%%

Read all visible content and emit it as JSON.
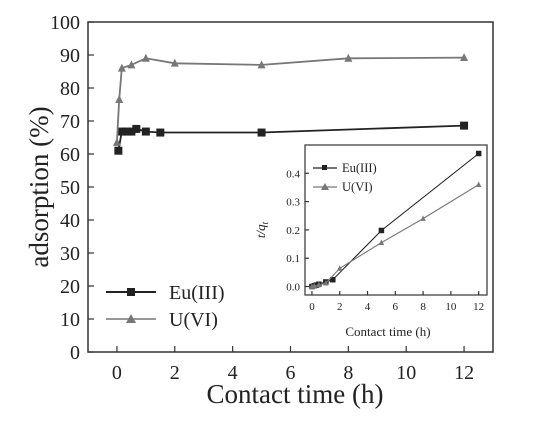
{
  "chart_data": [
    {
      "type": "line",
      "xlabel": "Contact time (h)",
      "ylabel": "adsorption (%)",
      "xlim": [
        -1,
        13
      ],
      "ylim": [
        0,
        100
      ],
      "xticks": [
        "0",
        "2",
        "4",
        "6",
        "8",
        "10",
        "12"
      ],
      "yticks": [
        "0",
        "10",
        "20",
        "30",
        "40",
        "50",
        "60",
        "70",
        "80",
        "90",
        "100"
      ],
      "legend_position": "bottom-left",
      "series": [
        {
          "name": "Eu(III)",
          "marker": "square",
          "color": "#222222",
          "points": [
            [
              0.05,
              61
            ],
            [
              0.17,
              66.8
            ],
            [
              0.33,
              66.8
            ],
            [
              0.5,
              66.8
            ],
            [
              0.67,
              67.6
            ],
            [
              1,
              66.8
            ],
            [
              1.5,
              66.5
            ],
            [
              5,
              66.5
            ],
            [
              12,
              68.6
            ]
          ]
        },
        {
          "name": "U(VI)",
          "marker": "triangle",
          "color": "#777777",
          "points": [
            [
              0,
              63.5
            ],
            [
              0.08,
              76.5
            ],
            [
              0.17,
              86
            ],
            [
              0.5,
              87
            ],
            [
              1,
              89
            ],
            [
              2,
              87.5
            ],
            [
              5,
              87
            ],
            [
              8,
              89
            ],
            [
              12,
              89.2
            ]
          ]
        }
      ]
    },
    {
      "type": "line",
      "xlabel": "Contact time (h)",
      "ylabel_main": "t/q",
      "ylabel_sub": "t",
      "xlim": [
        -0.5,
        12.6
      ],
      "ylim": [
        -0.03,
        0.5
      ],
      "xticks": [
        "0",
        "2",
        "4",
        "6",
        "8",
        "10",
        "12"
      ],
      "yticks": [
        "0.0",
        "0.1",
        "0.2",
        "0.3",
        "0.4"
      ],
      "legend_position": "top-left",
      "series": [
        {
          "name": "Eu(III)",
          "marker": "square",
          "color": "#222222",
          "points": [
            [
              0,
              0
            ],
            [
              0.17,
              0.003
            ],
            [
              0.33,
              0.005
            ],
            [
              0.5,
              0.008
            ],
            [
              1,
              0.016
            ],
            [
              1.5,
              0.024
            ],
            [
              5,
              0.198
            ],
            [
              12,
              0.47
            ]
          ]
        },
        {
          "name": "U(VI)",
          "marker": "triangle",
          "color": "#777777",
          "points": [
            [
              0,
              0
            ],
            [
              0.17,
              0.002
            ],
            [
              0.5,
              0.006
            ],
            [
              1,
              0.012
            ],
            [
              2,
              0.064
            ],
            [
              5,
              0.155
            ],
            [
              8,
              0.24
            ],
            [
              12,
              0.36
            ]
          ]
        }
      ]
    }
  ]
}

%%

= Given task =
From the listing, extract all text exactly as given and drop any picture.

= Correct response =
Read all visible content and emit it as JSON.
{
  "chart_data": [
    {
      "type": "line",
      "xlabel": "Contact time (h)",
      "ylabel": "adsorption (%)",
      "xlim": [
        -1,
        13
      ],
      "ylim": [
        0,
        100
      ],
      "xticks": [
        "0",
        "2",
        "4",
        "6",
        "8",
        "10",
        "12"
      ],
      "yticks": [
        "0",
        "10",
        "20",
        "30",
        "40",
        "50",
        "60",
        "70",
        "80",
        "90",
        "100"
      ],
      "legend_position": "bottom-left",
      "series": [
        {
          "name": "Eu(III)",
          "marker": "square",
          "color": "#222222",
          "points": [
            [
              0.05,
              61
            ],
            [
              0.17,
              66.8
            ],
            [
              0.33,
              66.8
            ],
            [
              0.5,
              66.8
            ],
            [
              0.67,
              67.6
            ],
            [
              1,
              66.8
            ],
            [
              1.5,
              66.5
            ],
            [
              5,
              66.5
            ],
            [
              12,
              68.6
            ]
          ]
        },
        {
          "name": "U(VI)",
          "marker": "triangle",
          "color": "#777777",
          "points": [
            [
              0,
              63.5
            ],
            [
              0.08,
              76.5
            ],
            [
              0.17,
              86
            ],
            [
              0.5,
              87
            ],
            [
              1,
              89
            ],
            [
              2,
              87.5
            ],
            [
              5,
              87
            ],
            [
              8,
              89
            ],
            [
              12,
              89.2
            ]
          ]
        }
      ]
    },
    {
      "type": "line",
      "xlabel": "Contact time (h)",
      "ylabel_main": "t/q",
      "ylabel_sub": "t",
      "xlim": [
        -0.5,
        12.6
      ],
      "ylim": [
        -0.03,
        0.5
      ],
      "xticks": [
        "0",
        "2",
        "4",
        "6",
        "8",
        "10",
        "12"
      ],
      "yticks": [
        "0.0",
        "0.1",
        "0.2",
        "0.3",
        "0.4"
      ],
      "legend_position": "top-left",
      "series": [
        {
          "name": "Eu(III)",
          "marker": "square",
          "color": "#222222",
          "points": [
            [
              0,
              0
            ],
            [
              0.17,
              0.003
            ],
            [
              0.33,
              0.005
            ],
            [
              0.5,
              0.008
            ],
            [
              1,
              0.016
            ],
            [
              1.5,
              0.024
            ],
            [
              5,
              0.198
            ],
            [
              12,
              0.47
            ]
          ]
        },
        {
          "name": "U(VI)",
          "marker": "triangle",
          "color": "#777777",
          "points": [
            [
              0,
              0
            ],
            [
              0.17,
              0.002
            ],
            [
              0.5,
              0.006
            ],
            [
              1,
              0.012
            ],
            [
              2,
              0.064
            ],
            [
              5,
              0.155
            ],
            [
              8,
              0.24
            ],
            [
              12,
              0.36
            ]
          ]
        }
      ]
    }
  ]
}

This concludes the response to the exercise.